_AIM_: Filter the records for lines holding the string "length".

_EXTRACTED RECORDS_:
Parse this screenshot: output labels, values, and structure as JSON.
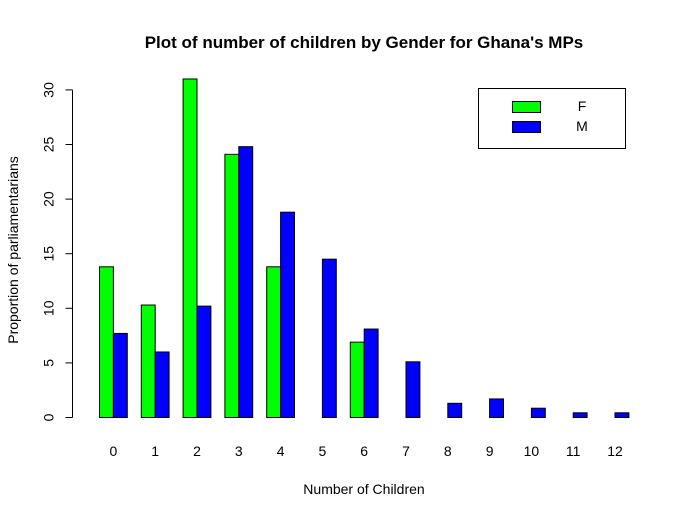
{
  "chart_data": {
    "type": "bar",
    "title": "Plot of number of children by Gender for Ghana's MPs",
    "xlabel": "Number of Children",
    "ylabel": "Proportion of parliamentarians",
    "categories": [
      "0",
      "1",
      "2",
      "3",
      "4",
      "5",
      "6",
      "7",
      "8",
      "9",
      "10",
      "11",
      "12"
    ],
    "series": [
      {
        "name": "F",
        "color": "#00ff00",
        "values": [
          13.8,
          10.3,
          31.0,
          24.1,
          13.8,
          0,
          6.9,
          0,
          0,
          0,
          0,
          0,
          0
        ]
      },
      {
        "name": "M",
        "color": "#0000ff",
        "values": [
          7.7,
          6.0,
          10.2,
          24.8,
          18.8,
          14.5,
          8.1,
          5.1,
          1.3,
          1.7,
          0.85,
          0.43,
          0.43
        ]
      }
    ],
    "ylim": [
      0,
      31
    ],
    "yticks": [
      "0",
      "5",
      "10",
      "15",
      "20",
      "25",
      "30"
    ],
    "grid": false,
    "legend_position": "top-right"
  }
}
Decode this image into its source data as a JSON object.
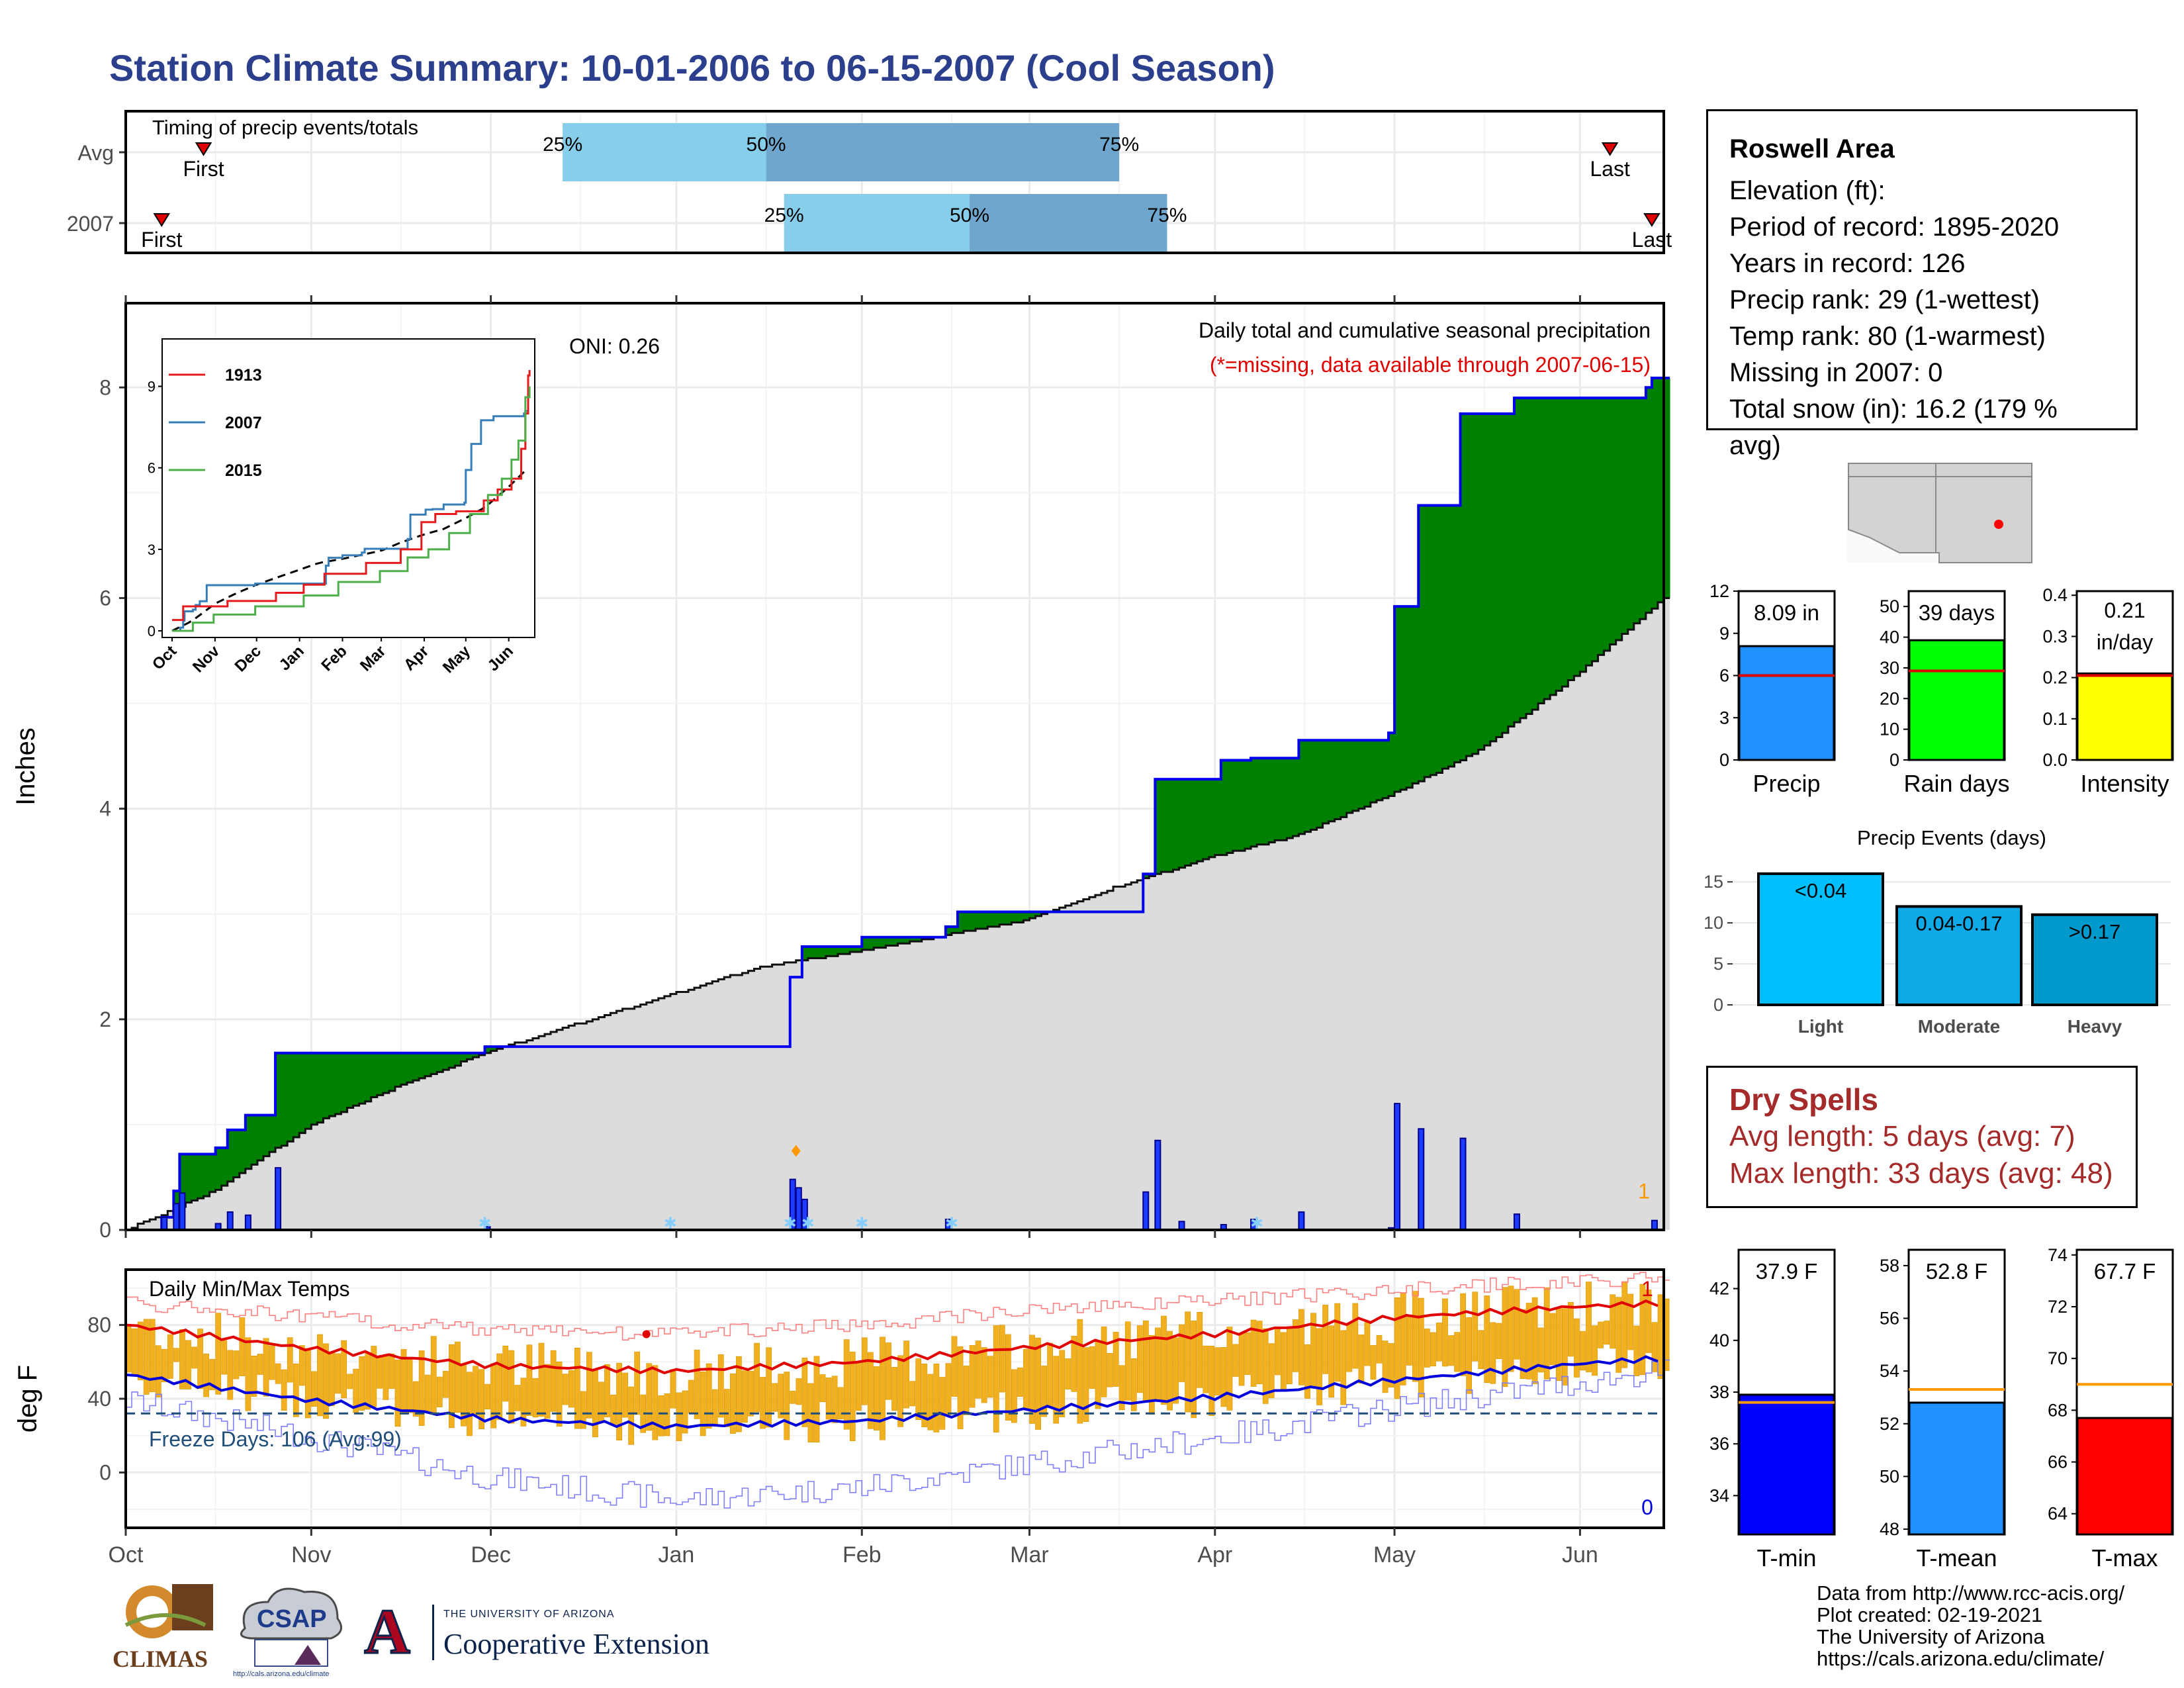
{
  "title": "Station Climate Summary: 10-01-2006 to 06-15-2007 (Cool Season)",
  "timing": {
    "label": "Timing of precip events/totals",
    "rows": [
      {
        "name": "Avg",
        "first": "2006-10-14",
        "p25": "2006-12-13",
        "p50": "2007-01-16",
        "p75": "2007-03-16",
        "last": "2007-06-06"
      },
      {
        "name": "2007",
        "first": "2006-10-07",
        "p25": "2007-01-19",
        "p50": "2007-02-19",
        "p75": "2007-03-24",
        "last": "2007-06-13"
      }
    ],
    "first_label": "First",
    "last_label": "Last",
    "pct_labels": [
      "25%",
      "50%",
      "75%"
    ]
  },
  "precip_panel": {
    "ylabel": "Inches",
    "oni": "ONI: 0.26",
    "desc": "Daily total and cumulative seasonal precipitation",
    "missing_note": "(*=missing, data available through 2007-06-15)",
    "corner_count": "1",
    "yticks": [
      "0",
      "2",
      "4",
      "6",
      "8"
    ]
  },
  "inset": {
    "legend": [
      "1913",
      "2007",
      "2015"
    ],
    "yticks": [
      "0",
      "3",
      "6",
      "9"
    ],
    "xticks": [
      "Oct",
      "Nov",
      "Dec",
      "Jan",
      "Feb",
      "Mar",
      "Apr",
      "May",
      "Jun"
    ]
  },
  "temp_panel": {
    "ylabel": "deg F",
    "label": "Daily Min/Max Temps",
    "freeze": "Freeze Days: 106 (Avg:99)",
    "count_top": "1",
    "count_bottom": "0",
    "yticks": [
      "0",
      "40",
      "80"
    ]
  },
  "months": [
    "Oct",
    "Nov",
    "Dec",
    "Jan",
    "Feb",
    "Mar",
    "Apr",
    "May",
    "Jun"
  ],
  "info": {
    "name": "Roswell Area",
    "lines": [
      "Elevation (ft):",
      "Period of record: 1895-2020",
      "Years in record: 126",
      "Precip rank: 29 (1-wettest)",
      "Temp rank: 80 (1-warmest)",
      "Missing in 2007: 0",
      "Total snow (in): 16.2 (179 % avg)"
    ]
  },
  "summary_bars": [
    {
      "name": "Precip",
      "label": "8.09 in",
      "value": 8.09,
      "avg": 6.0,
      "max": 12,
      "ticks": [
        "0",
        "3",
        "6",
        "9",
        "12"
      ],
      "color": "#1e90ff"
    },
    {
      "name": "Rain days",
      "label": "39 days",
      "value": 39,
      "avg": 29,
      "max": 55,
      "ticks": [
        "0",
        "10",
        "20",
        "30",
        "40",
        "50"
      ],
      "color": "#00ff00"
    },
    {
      "name": "Intensity",
      "label": "0.21 in/day",
      "label1": "0.21",
      "label2": "in/day",
      "value": 0.21,
      "avg": 0.205,
      "max": 0.41,
      "ticks": [
        "0.0",
        "0.1",
        "0.2",
        "0.3",
        "0.4"
      ],
      "color": "#ffff00"
    }
  ],
  "events": {
    "title": "Precip Events (days)",
    "bars": [
      {
        "name": "Light",
        "label": "<0.04",
        "value": 16,
        "color": "#00bfff"
      },
      {
        "name": "Moderate",
        "label": "0.04-0.17",
        "value": 12,
        "color": "#10a9e8"
      },
      {
        "name": "Heavy",
        "label": ">0.17",
        "value": 11,
        "color": "#0099cc"
      }
    ],
    "ticks": [
      "0",
      "5",
      "10",
      "15"
    ]
  },
  "dry_spells": {
    "title": "Dry Spells",
    "avg": "Avg length: 5 days (avg: 7)",
    "max": "Max length: 33 days (avg: 48)"
  },
  "temp_bars": [
    {
      "name": "T-min",
      "label": "37.9 F",
      "value": 37.9,
      "avg": 37.6,
      "min": 32.5,
      "max": 43.5,
      "ticks": [
        "34",
        "36",
        "38",
        "40",
        "42"
      ],
      "color": "#0000ff"
    },
    {
      "name": "T-mean",
      "label": "52.8 F",
      "value": 52.8,
      "avg": 53.3,
      "min": 47.8,
      "max": 58.6,
      "ticks": [
        "48",
        "50",
        "52",
        "54",
        "56",
        "58"
      ],
      "color": "#1e90ff"
    },
    {
      "name": "T-max",
      "label": "67.7 F",
      "value": 67.7,
      "avg": 69.0,
      "min": 63.2,
      "max": 74.2,
      "ticks": [
        "64",
        "66",
        "68",
        "70",
        "72",
        "74"
      ],
      "color": "#ff0000"
    }
  ],
  "credits": [
    "Data from http://www.rcc-acis.org/",
    "Plot created: 02-19-2021",
    "The University of Arizona",
    "https://cals.arizona.edu/climate/"
  ],
  "logos": {
    "climas": "CLIMAS",
    "csap": "CSAP",
    "csap_url": "http://cals.arizona.edu/climate",
    "ua_small": "THE UNIVERSITY OF ARIZONA",
    "ua_big": "Cooperative Extension",
    "ua_mark": "A"
  },
  "chart_data": [
    {
      "type": "area",
      "title": "Daily total and cumulative seasonal precipitation",
      "ylabel": "Inches",
      "ylim": [
        0,
        8.8
      ],
      "x_range": [
        "2006-10-01",
        "2007-06-15"
      ],
      "cumulative_2007": [
        [
          "2006-10-01",
          0
        ],
        [
          "2006-10-07",
          0.12
        ],
        [
          "2006-10-09",
          0.37
        ],
        [
          "2006-10-10",
          0.72
        ],
        [
          "2006-10-16",
          0.78
        ],
        [
          "2006-10-18",
          0.95
        ],
        [
          "2006-10-21",
          1.09
        ],
        [
          "2006-10-26",
          1.68
        ],
        [
          "2006-11-30",
          1.74
        ],
        [
          "2007-01-02",
          1.74
        ],
        [
          "2007-01-20",
          2.4
        ],
        [
          "2007-01-22",
          2.69
        ],
        [
          "2007-02-01",
          2.78
        ],
        [
          "2007-02-15",
          2.88
        ],
        [
          "2007-02-17",
          3.02
        ],
        [
          "2007-03-20",
          3.38
        ],
        [
          "2007-03-22",
          4.28
        ],
        [
          "2007-04-02",
          4.46
        ],
        [
          "2007-04-07",
          4.48
        ],
        [
          "2007-04-15",
          4.65
        ],
        [
          "2007-04-30",
          4.72
        ],
        [
          "2007-05-01",
          5.92
        ],
        [
          "2007-05-05",
          6.88
        ],
        [
          "2007-05-12",
          7.75
        ],
        [
          "2007-05-21",
          7.9
        ],
        [
          "2007-06-12",
          8.0
        ],
        [
          "2007-06-13",
          8.09
        ],
        [
          "2007-06-15",
          8.09
        ]
      ],
      "cumulative_avg": [
        [
          "2006-10-01",
          0
        ],
        [
          "2006-10-15",
          0.35
        ],
        [
          "2006-11-01",
          1.0
        ],
        [
          "2006-11-15",
          1.35
        ],
        [
          "2006-12-01",
          1.7
        ],
        [
          "2006-12-15",
          1.95
        ],
        [
          "2007-01-01",
          2.25
        ],
        [
          "2007-01-15",
          2.5
        ],
        [
          "2007-02-01",
          2.65
        ],
        [
          "2007-02-15",
          2.8
        ],
        [
          "2007-03-01",
          2.95
        ],
        [
          "2007-03-15",
          3.25
        ],
        [
          "2007-04-01",
          3.55
        ],
        [
          "2007-04-15",
          3.75
        ],
        [
          "2007-05-01",
          4.15
        ],
        [
          "2007-05-15",
          4.55
        ],
        [
          "2007-06-01",
          5.3
        ],
        [
          "2007-06-15",
          6.0
        ]
      ],
      "daily_2007": [
        [
          "2006-10-07",
          0.12
        ],
        [
          "2006-10-09",
          0.25
        ],
        [
          "2006-10-10",
          0.35
        ],
        [
          "2006-10-16",
          0.06
        ],
        [
          "2006-10-18",
          0.17
        ],
        [
          "2006-10-21",
          0.14
        ],
        [
          "2006-10-26",
          0.59
        ],
        [
          "2006-11-30",
          0.03
        ],
        [
          "2007-01-20",
          0.48
        ],
        [
          "2007-01-21",
          0.4
        ],
        [
          "2007-01-22",
          0.29
        ],
        [
          "2007-02-15",
          0.1
        ],
        [
          "2007-03-20",
          0.36
        ],
        [
          "2007-03-22",
          0.85
        ],
        [
          "2007-03-26",
          0.08
        ],
        [
          "2007-04-02",
          0.05
        ],
        [
          "2007-04-07",
          0.1
        ],
        [
          "2007-04-15",
          0.17
        ],
        [
          "2007-04-30",
          0.02
        ],
        [
          "2007-05-01",
          1.2
        ],
        [
          "2007-05-05",
          0.96
        ],
        [
          "2007-05-12",
          0.87
        ],
        [
          "2007-05-21",
          0.15
        ],
        [
          "2007-06-13",
          0.09
        ]
      ]
    },
    {
      "type": "line",
      "title": "Daily Min/Max Temps",
      "ylabel": "deg F",
      "ylim": [
        -30,
        110
      ],
      "freeze_line": 32,
      "avg_tmax": [
        [
          "2006-10-01",
          80
        ],
        [
          "2006-11-01",
          67
        ],
        [
          "2006-12-01",
          58
        ],
        [
          "2007-01-01",
          55
        ],
        [
          "2007-02-01",
          60
        ],
        [
          "2007-03-01",
          68
        ],
        [
          "2007-04-01",
          75
        ],
        [
          "2007-05-01",
          84
        ],
        [
          "2007-06-01",
          90
        ],
        [
          "2007-06-15",
          92
        ]
      ],
      "avg_tmin": [
        [
          "2006-10-01",
          53
        ],
        [
          "2006-11-01",
          39
        ],
        [
          "2006-12-01",
          29
        ],
        [
          "2007-01-01",
          25
        ],
        [
          "2007-02-01",
          28
        ],
        [
          "2007-03-01",
          34
        ],
        [
          "2007-04-01",
          41
        ],
        [
          "2007-05-01",
          50
        ],
        [
          "2007-06-01",
          59
        ],
        [
          "2007-06-15",
          62
        ]
      ],
      "record_high_envelope": [
        [
          "2006-10-01",
          96
        ],
        [
          "2006-11-01",
          88
        ],
        [
          "2006-12-01",
          81
        ],
        [
          "2007-01-01",
          79
        ],
        [
          "2007-02-01",
          84
        ],
        [
          "2007-03-01",
          92
        ],
        [
          "2007-04-01",
          97
        ],
        [
          "2007-05-01",
          103
        ],
        [
          "2007-06-15",
          110
        ]
      ],
      "record_low_envelope": [
        [
          "2006-10-01",
          32
        ],
        [
          "2006-11-01",
          12
        ],
        [
          "2006-12-01",
          -10
        ],
        [
          "2007-01-01",
          -22
        ],
        [
          "2007-02-01",
          -15
        ],
        [
          "2007-03-01",
          -2
        ],
        [
          "2007-04-01",
          12
        ],
        [
          "2007-05-01",
          28
        ],
        [
          "2007-06-15",
          48
        ]
      ]
    }
  ]
}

_ANSWER FOR THIS EXERCISE_:
    "avg": "Avg length: 5 days (avg: 7)",
    "max": "Max length: 33 days (avg: 48)"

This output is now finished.